Directions:
Pick out each line of the records that includes the string "após", and copy it.

Input material:
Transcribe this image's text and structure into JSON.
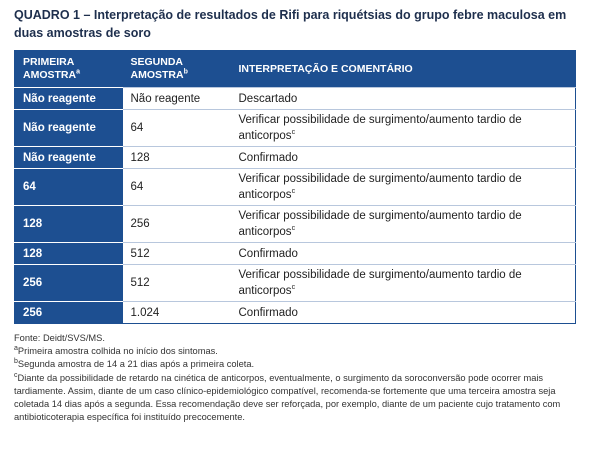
{
  "title": "QUADRO 1 – Interpretação de resultados de Rifi para riquétsias do grupo febre maculosa em duas amostras de soro",
  "table": {
    "headers": [
      {
        "text": "PRIMEIRA AMOSTRA",
        "sup": "a"
      },
      {
        "text": "SEGUNDA AMOSTRA",
        "sup": "b"
      },
      {
        "text": "INTERPRETAÇÃO E COMENTÁRIO"
      }
    ],
    "rows": [
      [
        "Não reagente",
        "Não reagente",
        {
          "text": "Descartado"
        }
      ],
      [
        "Não reagente",
        "64",
        {
          "text": "Verificar possibilidade de surgimento/aumento tardio de anticorpos",
          "sup": "c"
        }
      ],
      [
        "Não reagente",
        "128",
        {
          "text": "Confirmado"
        }
      ],
      [
        "64",
        "64",
        {
          "text": "Verificar possibilidade de surgimento/aumento tardio de anticorpos",
          "sup": "c"
        }
      ],
      [
        "128",
        "256",
        {
          "text": "Verificar possibilidade de surgimento/aumento tardio de anticorpos",
          "sup": "c"
        }
      ],
      [
        "128",
        "512",
        {
          "text": "Confirmado"
        }
      ],
      [
        "256",
        "512",
        {
          "text": "Verificar possibilidade de surgimento/aumento tardio de anticorpos",
          "sup": "c"
        }
      ],
      [
        "256",
        "1.024",
        {
          "text": "Confirmado"
        }
      ]
    ]
  },
  "footnotes": {
    "source": "Fonte: Deidt/SVS/MS.",
    "notes": [
      {
        "mark": "a",
        "text": "Primeira amostra colhida no início dos sintomas."
      },
      {
        "mark": "b",
        "text": "Segunda amostra de 14 a 21 dias após a primeira coleta."
      },
      {
        "mark": "c",
        "text": "Diante da possibilidade de retardo na cinética de anticorpos, eventualmente, o surgimento da soroconversão pode ocorrer mais tardiamente. Assim, diante de um caso clínico-epidemiológico compatível, recomenda-se fortemente que uma terceira amostra seja coletada 14 dias após a segunda. Essa recomendação deve ser reforçada, por exemplo, diante de um paciente cujo tratamento com antibioticoterapia específica foi instituído precocemente."
      }
    ]
  }
}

Output of the exercise:
        "text": "Segunda amostra de 14 a 21 dias após a primeira coleta."
        "text": "Diante da possibilidade de retardo na cinética de anticorpos, eventualmente, o surgimento da soroconversão pode ocorrer mais tardiamente. Assim, diante de um caso clínico-epidemiológico compatível, recomenda-se fortemente que uma terceira amostra seja coletada 14 dias após a segunda. Essa recomendação deve ser reforçada, por exemplo, diante de um paciente cujo tratamento com antibioticoterapia específica foi instituído precocemente."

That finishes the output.